EXERCISE: List, from the lines below, each one with "this" in it.

..............................

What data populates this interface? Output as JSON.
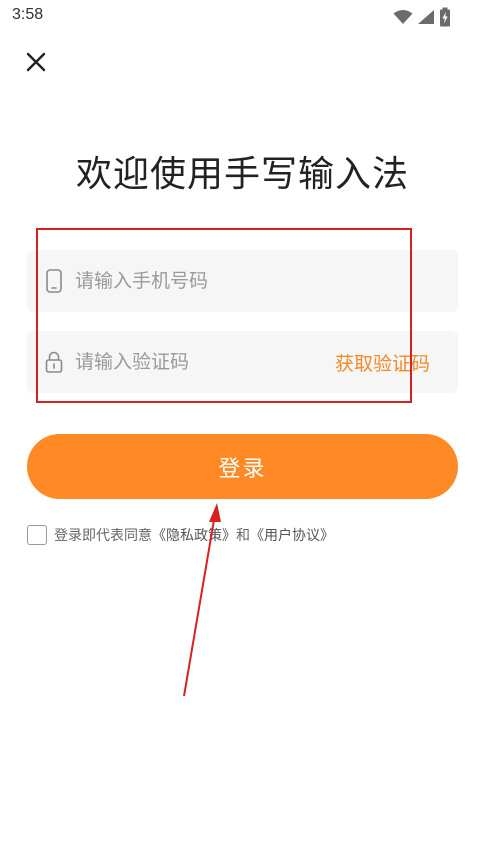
{
  "status_bar": {
    "time": "3:58",
    "icons": [
      "wifi-icon",
      "cellular-signal-icon",
      "battery-charging-icon"
    ]
  },
  "header": {
    "close_icon": "close-icon"
  },
  "main": {
    "title": "欢迎使用手写输入法",
    "phone_field": {
      "placeholder": "请输入手机号码",
      "value": "",
      "icon": "phone-icon"
    },
    "code_field": {
      "placeholder": "请输入验证码",
      "value": "",
      "icon": "lock-icon"
    },
    "get_code_label": "获取验证码",
    "login_label": "登录",
    "agreement": {
      "checked": false,
      "prefix": "登录即代表同意",
      "privacy_link": "《隐私政策》",
      "conjunction": "和",
      "user_agreement_link": "《用户协议》"
    }
  },
  "colors": {
    "accent": "#ff8a25",
    "accent_text": "#f28a25",
    "field_background": "#f6f6f6",
    "annotation_red": "#d82020"
  }
}
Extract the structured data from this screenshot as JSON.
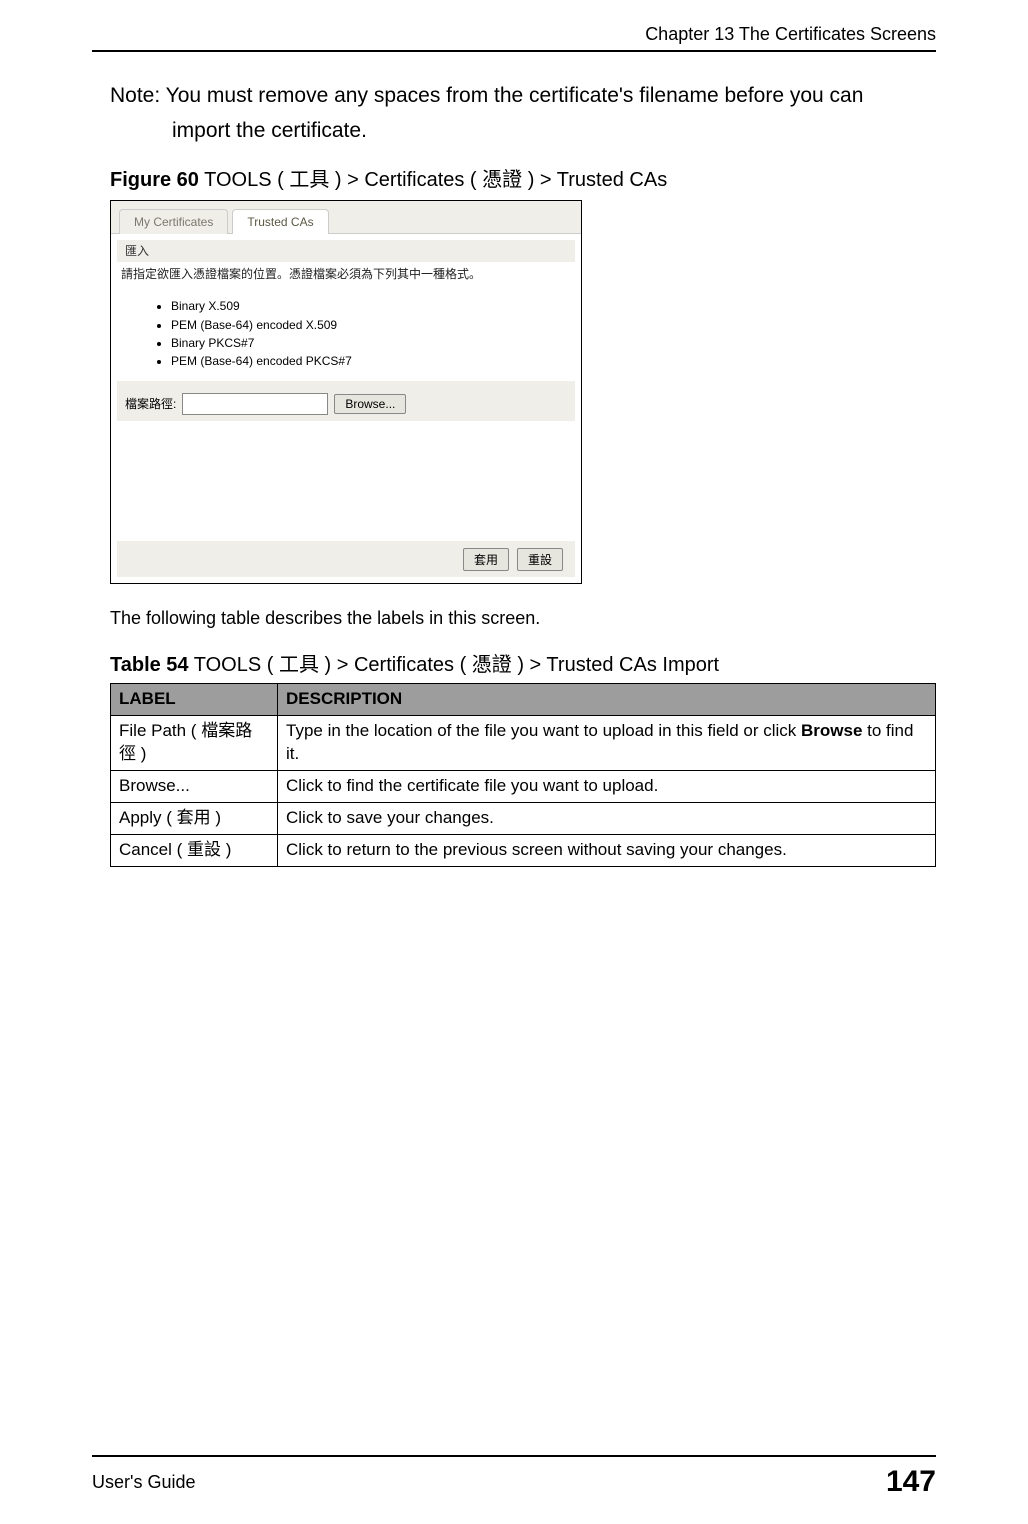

..............................

RESULT BELOW:
What data populates this interface? Output as JSON.
Extract the structured data from this screenshot as JSON.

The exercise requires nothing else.